> [What to work on]
Restate the full set of records exactly, word for word.

> [Entries shown]

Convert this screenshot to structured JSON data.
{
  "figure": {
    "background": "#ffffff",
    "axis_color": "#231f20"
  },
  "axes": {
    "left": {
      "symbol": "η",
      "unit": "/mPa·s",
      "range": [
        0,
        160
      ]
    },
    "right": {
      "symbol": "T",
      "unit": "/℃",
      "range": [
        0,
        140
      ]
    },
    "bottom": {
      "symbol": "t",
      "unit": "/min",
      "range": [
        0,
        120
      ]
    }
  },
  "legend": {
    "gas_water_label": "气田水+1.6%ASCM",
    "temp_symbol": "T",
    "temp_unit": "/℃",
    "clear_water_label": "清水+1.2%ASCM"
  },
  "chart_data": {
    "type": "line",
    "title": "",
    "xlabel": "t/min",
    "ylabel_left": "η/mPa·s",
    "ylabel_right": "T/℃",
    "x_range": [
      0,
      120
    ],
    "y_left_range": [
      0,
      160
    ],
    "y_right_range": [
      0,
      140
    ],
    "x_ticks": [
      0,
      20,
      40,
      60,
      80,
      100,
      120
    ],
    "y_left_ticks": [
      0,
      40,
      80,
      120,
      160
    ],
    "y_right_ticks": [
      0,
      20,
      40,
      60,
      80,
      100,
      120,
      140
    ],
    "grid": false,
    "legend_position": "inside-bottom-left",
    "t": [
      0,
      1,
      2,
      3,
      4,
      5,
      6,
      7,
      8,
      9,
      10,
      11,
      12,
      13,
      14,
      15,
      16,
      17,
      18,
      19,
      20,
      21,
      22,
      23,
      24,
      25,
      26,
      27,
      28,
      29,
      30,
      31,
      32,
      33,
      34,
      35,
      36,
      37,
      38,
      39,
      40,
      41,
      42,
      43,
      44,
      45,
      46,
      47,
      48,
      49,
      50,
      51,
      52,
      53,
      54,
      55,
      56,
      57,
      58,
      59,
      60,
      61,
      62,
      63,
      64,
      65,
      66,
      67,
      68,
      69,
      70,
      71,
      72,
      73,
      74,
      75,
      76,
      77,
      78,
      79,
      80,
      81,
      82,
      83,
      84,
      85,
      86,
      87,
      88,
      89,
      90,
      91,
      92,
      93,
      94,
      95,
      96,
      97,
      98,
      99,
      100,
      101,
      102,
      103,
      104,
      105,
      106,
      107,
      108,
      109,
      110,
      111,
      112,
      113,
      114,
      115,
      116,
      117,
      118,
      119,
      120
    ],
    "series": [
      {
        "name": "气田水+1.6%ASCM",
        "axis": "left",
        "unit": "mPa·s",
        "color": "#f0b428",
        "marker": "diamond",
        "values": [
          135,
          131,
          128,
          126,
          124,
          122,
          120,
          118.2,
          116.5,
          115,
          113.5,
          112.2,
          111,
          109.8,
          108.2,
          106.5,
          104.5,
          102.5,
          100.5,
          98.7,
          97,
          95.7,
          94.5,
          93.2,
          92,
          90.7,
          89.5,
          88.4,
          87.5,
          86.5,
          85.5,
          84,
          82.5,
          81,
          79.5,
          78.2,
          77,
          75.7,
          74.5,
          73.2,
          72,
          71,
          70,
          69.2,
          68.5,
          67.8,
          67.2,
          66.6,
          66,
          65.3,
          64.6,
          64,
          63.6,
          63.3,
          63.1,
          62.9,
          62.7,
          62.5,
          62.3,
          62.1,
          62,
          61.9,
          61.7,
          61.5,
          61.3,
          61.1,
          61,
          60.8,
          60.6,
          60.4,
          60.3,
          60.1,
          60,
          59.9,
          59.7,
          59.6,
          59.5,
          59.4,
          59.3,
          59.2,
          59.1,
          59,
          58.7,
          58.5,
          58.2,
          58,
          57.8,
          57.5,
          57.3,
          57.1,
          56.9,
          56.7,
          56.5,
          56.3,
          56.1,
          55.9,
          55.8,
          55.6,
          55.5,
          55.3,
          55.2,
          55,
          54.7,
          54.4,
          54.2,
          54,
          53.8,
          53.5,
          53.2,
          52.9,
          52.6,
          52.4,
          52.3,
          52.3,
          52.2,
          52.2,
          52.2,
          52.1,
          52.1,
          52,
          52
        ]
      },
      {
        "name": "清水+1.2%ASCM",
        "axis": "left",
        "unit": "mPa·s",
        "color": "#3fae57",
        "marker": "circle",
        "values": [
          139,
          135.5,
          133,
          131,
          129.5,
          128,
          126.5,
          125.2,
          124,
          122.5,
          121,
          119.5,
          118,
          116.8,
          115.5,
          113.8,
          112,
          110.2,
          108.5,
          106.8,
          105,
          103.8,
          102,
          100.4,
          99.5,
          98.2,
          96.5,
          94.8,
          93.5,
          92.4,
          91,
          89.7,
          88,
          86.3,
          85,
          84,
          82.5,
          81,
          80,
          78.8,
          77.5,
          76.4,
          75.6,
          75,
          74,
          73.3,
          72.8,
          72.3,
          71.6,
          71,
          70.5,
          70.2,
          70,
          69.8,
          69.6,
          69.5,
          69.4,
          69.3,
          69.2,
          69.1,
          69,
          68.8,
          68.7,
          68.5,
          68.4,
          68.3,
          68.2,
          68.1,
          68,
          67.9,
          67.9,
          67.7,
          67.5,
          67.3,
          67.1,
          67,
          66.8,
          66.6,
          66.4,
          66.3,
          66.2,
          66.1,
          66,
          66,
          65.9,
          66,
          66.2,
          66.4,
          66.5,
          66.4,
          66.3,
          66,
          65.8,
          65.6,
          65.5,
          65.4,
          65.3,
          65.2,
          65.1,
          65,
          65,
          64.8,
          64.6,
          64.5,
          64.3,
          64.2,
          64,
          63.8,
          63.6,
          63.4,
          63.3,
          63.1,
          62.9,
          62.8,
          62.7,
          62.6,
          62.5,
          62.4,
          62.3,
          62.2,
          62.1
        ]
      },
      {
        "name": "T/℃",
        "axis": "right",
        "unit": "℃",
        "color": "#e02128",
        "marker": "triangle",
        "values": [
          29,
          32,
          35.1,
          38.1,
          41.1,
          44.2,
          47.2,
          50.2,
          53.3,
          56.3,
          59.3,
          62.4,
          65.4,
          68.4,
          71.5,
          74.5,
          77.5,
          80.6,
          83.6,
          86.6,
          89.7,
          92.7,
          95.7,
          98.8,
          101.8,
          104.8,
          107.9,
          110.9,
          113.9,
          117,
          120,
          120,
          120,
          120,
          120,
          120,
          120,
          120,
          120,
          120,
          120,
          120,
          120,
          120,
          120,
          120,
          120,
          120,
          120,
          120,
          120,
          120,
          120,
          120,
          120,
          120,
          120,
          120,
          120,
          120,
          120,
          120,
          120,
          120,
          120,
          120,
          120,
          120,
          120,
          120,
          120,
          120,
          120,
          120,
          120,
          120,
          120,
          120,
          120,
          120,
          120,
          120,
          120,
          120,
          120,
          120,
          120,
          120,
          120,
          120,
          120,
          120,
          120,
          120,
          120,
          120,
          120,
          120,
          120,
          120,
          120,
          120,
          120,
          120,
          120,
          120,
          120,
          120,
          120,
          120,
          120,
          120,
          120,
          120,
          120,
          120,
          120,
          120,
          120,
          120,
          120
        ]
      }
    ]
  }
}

> [Solution]
Convert this screenshot to structured JSON data.
{
  "figure": {
    "background": "#ffffff",
    "axis_color": "#231f20"
  },
  "axes": {
    "left": {
      "symbol": "η",
      "unit": "/mPa·s",
      "range": [
        0,
        160
      ]
    },
    "right": {
      "symbol": "T",
      "unit": "/℃",
      "range": [
        0,
        140
      ]
    },
    "bottom": {
      "symbol": "t",
      "unit": "/min",
      "range": [
        0,
        120
      ]
    }
  },
  "legend": {
    "gas_water_label": "气田水+1.6%ASCM",
    "temp_symbol": "T",
    "temp_unit": "/℃",
    "clear_water_label": "清水+1.2%ASCM"
  },
  "chart_data": {
    "type": "line",
    "title": "",
    "xlabel": "t/min",
    "ylabel_left": "η/mPa·s",
    "ylabel_right": "T/℃",
    "x_range": [
      0,
      120
    ],
    "y_left_range": [
      0,
      160
    ],
    "y_right_range": [
      0,
      140
    ],
    "x_ticks": [
      0,
      20,
      40,
      60,
      80,
      100,
      120
    ],
    "y_left_ticks": [
      0,
      40,
      80,
      120,
      160
    ],
    "y_right_ticks": [
      0,
      20,
      40,
      60,
      80,
      100,
      120,
      140
    ],
    "grid": false,
    "legend_position": "inside-bottom-left",
    "t": [
      0,
      1,
      2,
      3,
      4,
      5,
      6,
      7,
      8,
      9,
      10,
      11,
      12,
      13,
      14,
      15,
      16,
      17,
      18,
      19,
      20,
      21,
      22,
      23,
      24,
      25,
      26,
      27,
      28,
      29,
      30,
      31,
      32,
      33,
      34,
      35,
      36,
      37,
      38,
      39,
      40,
      41,
      42,
      43,
      44,
      45,
      46,
      47,
      48,
      49,
      50,
      51,
      52,
      53,
      54,
      55,
      56,
      57,
      58,
      59,
      60,
      61,
      62,
      63,
      64,
      65,
      66,
      67,
      68,
      69,
      70,
      71,
      72,
      73,
      74,
      75,
      76,
      77,
      78,
      79,
      80,
      81,
      82,
      83,
      84,
      85,
      86,
      87,
      88,
      89,
      90,
      91,
      92,
      93,
      94,
      95,
      96,
      97,
      98,
      99,
      100,
      101,
      102,
      103,
      104,
      105,
      106,
      107,
      108,
      109,
      110,
      111,
      112,
      113,
      114,
      115,
      116,
      117,
      118,
      119,
      120
    ],
    "series": [
      {
        "name": "气田水+1.6%ASCM",
        "axis": "left",
        "unit": "mPa·s",
        "color": "#f0b428",
        "marker": "diamond",
        "values": [
          135,
          131,
          128,
          126,
          124,
          122,
          120,
          118.2,
          116.5,
          115,
          113.5,
          112.2,
          111,
          109.8,
          108.2,
          106.5,
          104.5,
          102.5,
          100.5,
          98.7,
          97,
          95.7,
          94.5,
          93.2,
          92,
          90.7,
          89.5,
          88.4,
          87.5,
          86.5,
          85.5,
          84,
          82.5,
          81,
          79.5,
          78.2,
          77,
          75.7,
          74.5,
          73.2,
          72,
          71,
          70,
          69.2,
          68.5,
          67.8,
          67.2,
          66.6,
          66,
          65.3,
          64.6,
          64,
          63.6,
          63.3,
          63.1,
          62.9,
          62.7,
          62.5,
          62.3,
          62.1,
          62,
          61.9,
          61.7,
          61.5,
          61.3,
          61.1,
          61,
          60.8,
          60.6,
          60.4,
          60.3,
          60.1,
          60,
          59.9,
          59.7,
          59.6,
          59.5,
          59.4,
          59.3,
          59.2,
          59.1,
          59,
          58.7,
          58.5,
          58.2,
          58,
          57.8,
          57.5,
          57.3,
          57.1,
          56.9,
          56.7,
          56.5,
          56.3,
          56.1,
          55.9,
          55.8,
          55.6,
          55.5,
          55.3,
          55.2,
          55,
          54.7,
          54.4,
          54.2,
          54,
          53.8,
          53.5,
          53.2,
          52.9,
          52.6,
          52.4,
          52.3,
          52.3,
          52.2,
          52.2,
          52.2,
          52.1,
          52.1,
          52,
          52
        ]
      },
      {
        "name": "清水+1.2%ASCM",
        "axis": "left",
        "unit": "mPa·s",
        "color": "#3fae57",
        "marker": "circle",
        "values": [
          139,
          135.5,
          133,
          131,
          129.5,
          128,
          126.5,
          125.2,
          124,
          122.5,
          121,
          119.5,
          118,
          116.8,
          115.5,
          113.8,
          112,
          110.2,
          108.5,
          106.8,
          105,
          103.8,
          102,
          100.4,
          99.5,
          98.2,
          96.5,
          94.8,
          93.5,
          92.4,
          91,
          89.7,
          88,
          86.3,
          85,
          84,
          82.5,
          81,
          80,
          78.8,
          77.5,
          76.4,
          75.6,
          75,
          74,
          73.3,
          72.8,
          72.3,
          71.6,
          71,
          70.5,
          70.2,
          70,
          69.8,
          69.6,
          69.5,
          69.4,
          69.3,
          69.2,
          69.1,
          69,
          68.8,
          68.7,
          68.5,
          68.4,
          68.3,
          68.2,
          68.1,
          68,
          67.9,
          67.9,
          67.7,
          67.5,
          67.3,
          67.1,
          67,
          66.8,
          66.6,
          66.4,
          66.3,
          66.2,
          66.1,
          66,
          66,
          65.9,
          66,
          66.2,
          66.4,
          66.5,
          66.4,
          66.3,
          66,
          65.8,
          65.6,
          65.5,
          65.4,
          65.3,
          65.2,
          65.1,
          65,
          65,
          64.8,
          64.6,
          64.5,
          64.3,
          64.2,
          64,
          63.8,
          63.6,
          63.4,
          63.3,
          63.1,
          62.9,
          62.8,
          62.7,
          62.6,
          62.5,
          62.4,
          62.3,
          62.2,
          62.1
        ]
      },
      {
        "name": "T/℃",
        "axis": "right",
        "unit": "℃",
        "color": "#e02128",
        "marker": "triangle",
        "values": [
          29,
          32,
          35.1,
          38.1,
          41.1,
          44.2,
          47.2,
          50.2,
          53.3,
          56.3,
          59.3,
          62.4,
          65.4,
          68.4,
          71.5,
          74.5,
          77.5,
          80.6,
          83.6,
          86.6,
          89.7,
          92.7,
          95.7,
          98.8,
          101.8,
          104.8,
          107.9,
          110.9,
          113.9,
          117,
          120,
          120,
          120,
          120,
          120,
          120,
          120,
          120,
          120,
          120,
          120,
          120,
          120,
          120,
          120,
          120,
          120,
          120,
          120,
          120,
          120,
          120,
          120,
          120,
          120,
          120,
          120,
          120,
          120,
          120,
          120,
          120,
          120,
          120,
          120,
          120,
          120,
          120,
          120,
          120,
          120,
          120,
          120,
          120,
          120,
          120,
          120,
          120,
          120,
          120,
          120,
          120,
          120,
          120,
          120,
          120,
          120,
          120,
          120,
          120,
          120,
          120,
          120,
          120,
          120,
          120,
          120,
          120,
          120,
          120,
          120,
          120,
          120,
          120,
          120,
          120,
          120,
          120,
          120,
          120,
          120,
          120,
          120,
          120,
          120,
          120,
          120,
          120,
          120,
          120,
          120
        ]
      }
    ]
  }
}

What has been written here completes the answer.